RECORDED INFORMATION:

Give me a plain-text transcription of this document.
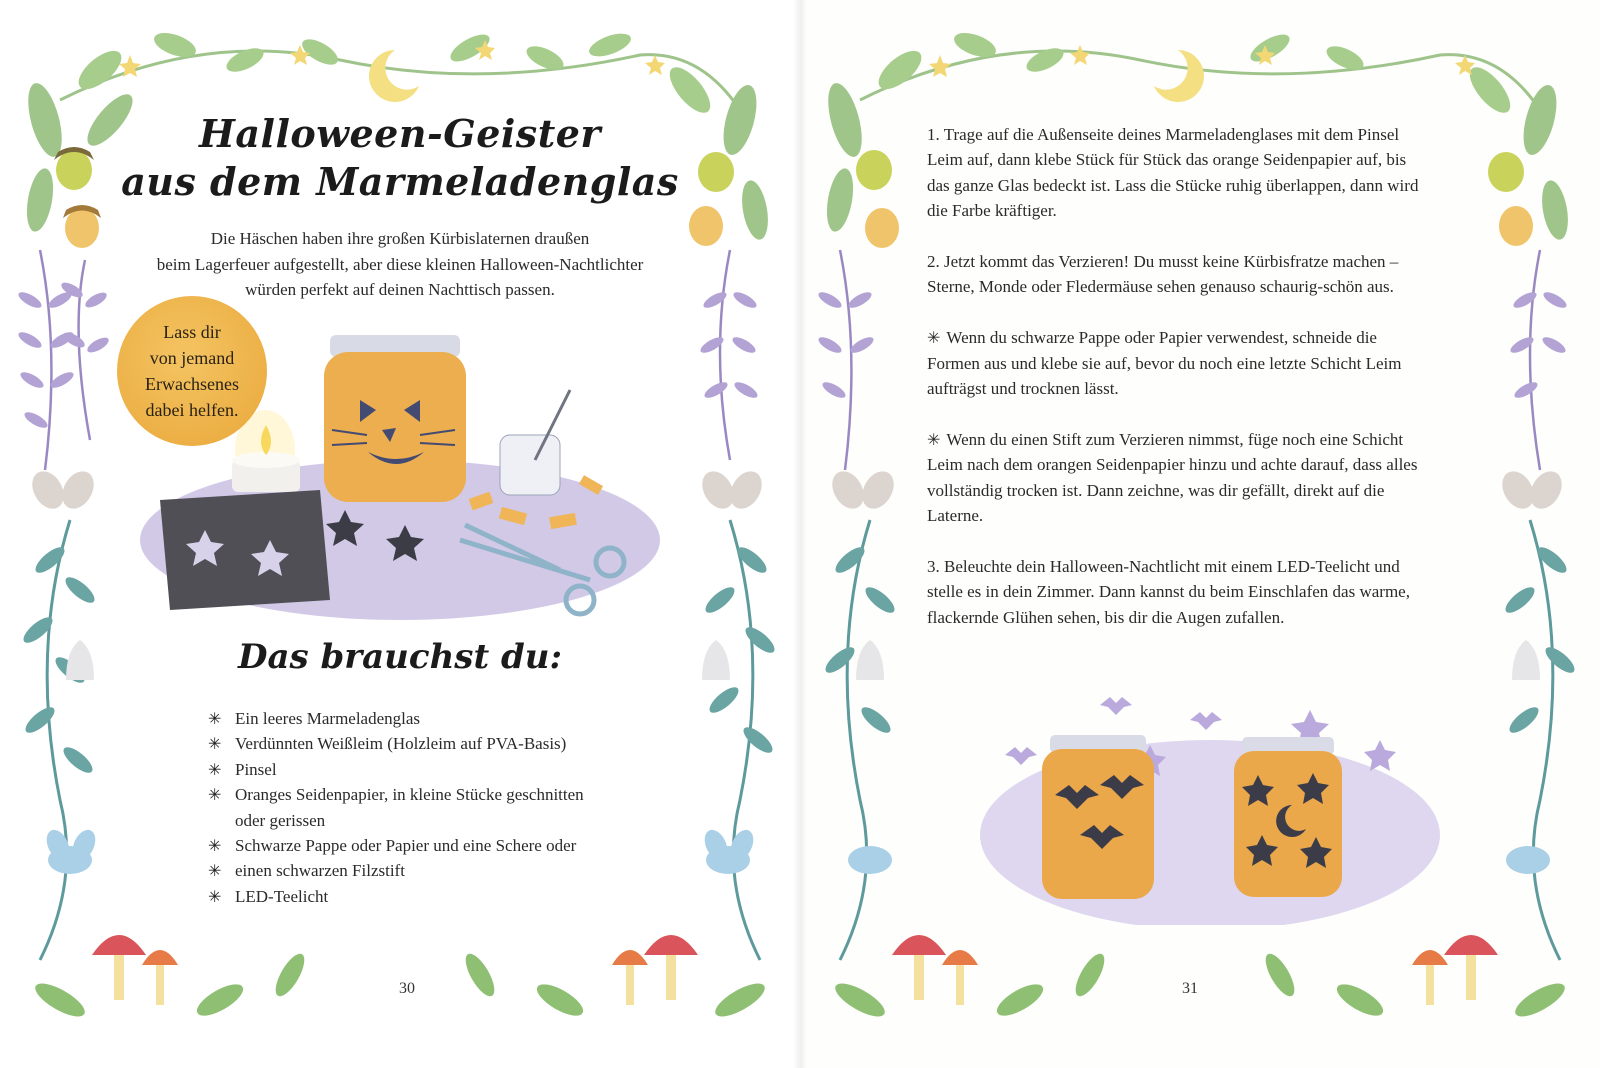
Halloween-Geister
aus dem Marmeladenglas
Die Häschen haben ihre großen Kürbislaternen draußen
beim Lagerfeuer aufgestellt, aber diese kleinen Halloween-Nachtlichter
würden perfekt auf deinen Nachttisch passen.
Lass dir
von jemand
Erwachsenes
dabei helfen.
Das brauchst du:
✳ Ein leeres Marmeladenglas
✳ Verdünnten Weißleim (Holzleim auf PVA-Basis)
✳ Pinsel
✳ Oranges Seidenpapier, in kleine Stücke geschnitten
oder gerissen
✳ Schwarze Pappe oder Papier und eine Schere oder
✳ einen schwarzen Filzstift
✳ LED-Teelicht
30

1. Trage auf die Außenseite deines Marmeladenglases mit dem Pinsel
Leim auf, dann klebe Stück für Stück das orange Seidenpapier auf, bis
das ganze Glas bedeckt ist. Lass die Stücke ruhig überlappen, dann wird
die Farbe kräftiger.

2. Jetzt kommt das Verzieren! Du musst keine Kürbisfratze machen –
Sterne, Monde oder Fledermäuse sehen genauso schaurig-schön aus.

✳ Wenn du schwarze Pappe oder Papier verwendest, schneide die
Formen aus und klebe sie auf, bevor du noch eine letzte Schicht Leim
aufträgst und trocknen lässt.

✳ Wenn du einen Stift zum Verzieren nimmst, füge noch eine Schicht
Leim nach dem orangen Seidenpapier hinzu und achte darauf, dass alles
vollständig trocken ist. Dann zeichne, was dir gefällt, direkt auf die
Laterne.

3. Beleuchte dein Halloween-Nachtlicht mit einem LED-Teelicht und
stelle es in dein Zimmer. Dann kannst du beim Einschlafen das warme,
flackernde Glühen sehen, bis dir die Augen zufallen.

31
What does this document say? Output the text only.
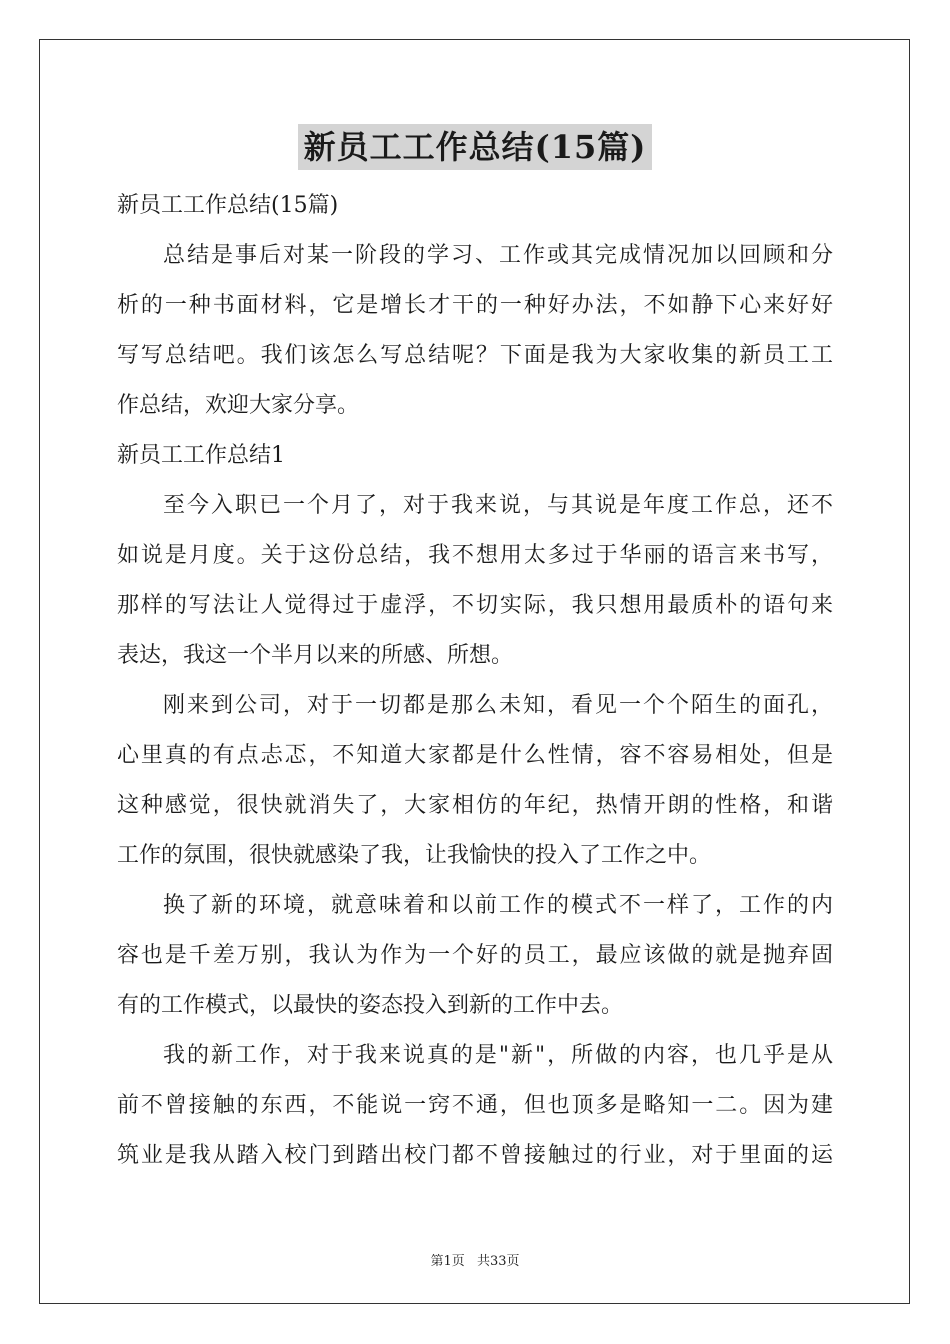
新员工工作总结(15篇)
新员工工作总结(15篇)
总结是事后对某一阶段的学习、工作或其完成情况加以回顾和分
析的一种书面材料，它是增长才干的一种好办法，不如静下心来好好
写写总结吧。我们该怎么写总结呢？下面是我为大家收集的新员工工
作总结，欢迎大家分享。
新员工工作总结1
至今入职已一个月了，对于我来说，与其说是年度工作总，还不
如说是月度。关于这份总结，我不想用太多过于华丽的语言来书写，
那样的写法让人觉得过于虚浮，不切实际，我只想用最质朴的语句来
表达，我这一个半月以来的所感、所想。
刚来到公司，对于一切都是那么未知，看见一个个陌生的面孔，
心里真的有点忐忑，不知道大家都是什么性情，容不容易相处，但是
这种感觉，很快就消失了，大家相仿的年纪，热情开朗的性格，和谐
工作的氛围，很快就感染了我，让我愉快的投入了工作之中。
换了新的环境，就意味着和以前工作的模式不一样了，工作的内
容也是千差万别，我认为作为一个好的员工，最应该做的就是抛弃固
有的工作模式，以最快的姿态投入到新的工作中去。
我的新工作，对于我来说真的是"新"，所做的内容，也几乎是从
前不曾接触的东西，不能说一窍不通，但也顶多是略知一二。因为建
筑业是我从踏入校门到踏出校门都不曾接触过的行业，对于里面的运
第1页 共33页
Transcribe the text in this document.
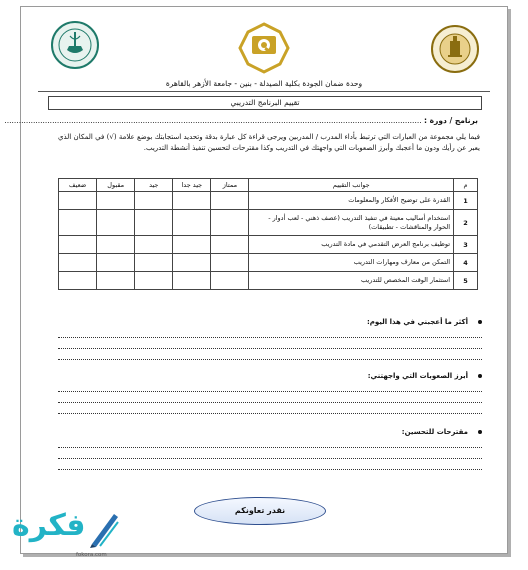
وحدة ضمان الجودة بكلية الصيدلة - بنين - جامعة الأزهر بالقاهرة
تقييم البرنامج التدريبي
برنامج / دورة : ...............................................................................................................................................................................
فيما يلي مجموعة من العبارات التي ترتبط بأداء المدرب / المدربين ويرجى قراءة كل عبارة بدقة وتحديد استجابتك بوضع علامة (√) في المكان الذي يعبر عن رأيك ودون ما أعجبك وأبرز الصعوبات التي واجهتك في التدريب وكذا مقترحات لتحسين تنفيذ أنشطة التدريب.
م	جوانب التقييم	ممتاز	جيد جدا	جيد	مقبول	ضعيف
1	القدرة على توضيح الأفكار والمعلومات					
2	استخدام أساليب معينة في تنفيذ التدريب (عصف ذهني - لعب أدوار - الحوار والمناقشات - تطبيقات)					
3	توظيف برنامج العرض التقدمي في مادة التدريب					
4	التمكن من معارف ومهارات التدريب					
5	استثمار الوقت المخصص للتدريب					
أكثر ما أعجبني في هذا اليوم:
أبرز الصعوبات التي واجهتني:
مقترحات للتحسين:
نقدر تعاونكم
فكرة
fokora.com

WHAT YOU WILL DO:
Scan the listing above for the word "klebe" and show each line where it is found.

EXERCISE RESULT:
Leim auf, dann klebe Stück für Stück das orange Seidenpapier auf, bis
Formen aus und klebe sie auf, bevor du noch eine letzte Schicht Leim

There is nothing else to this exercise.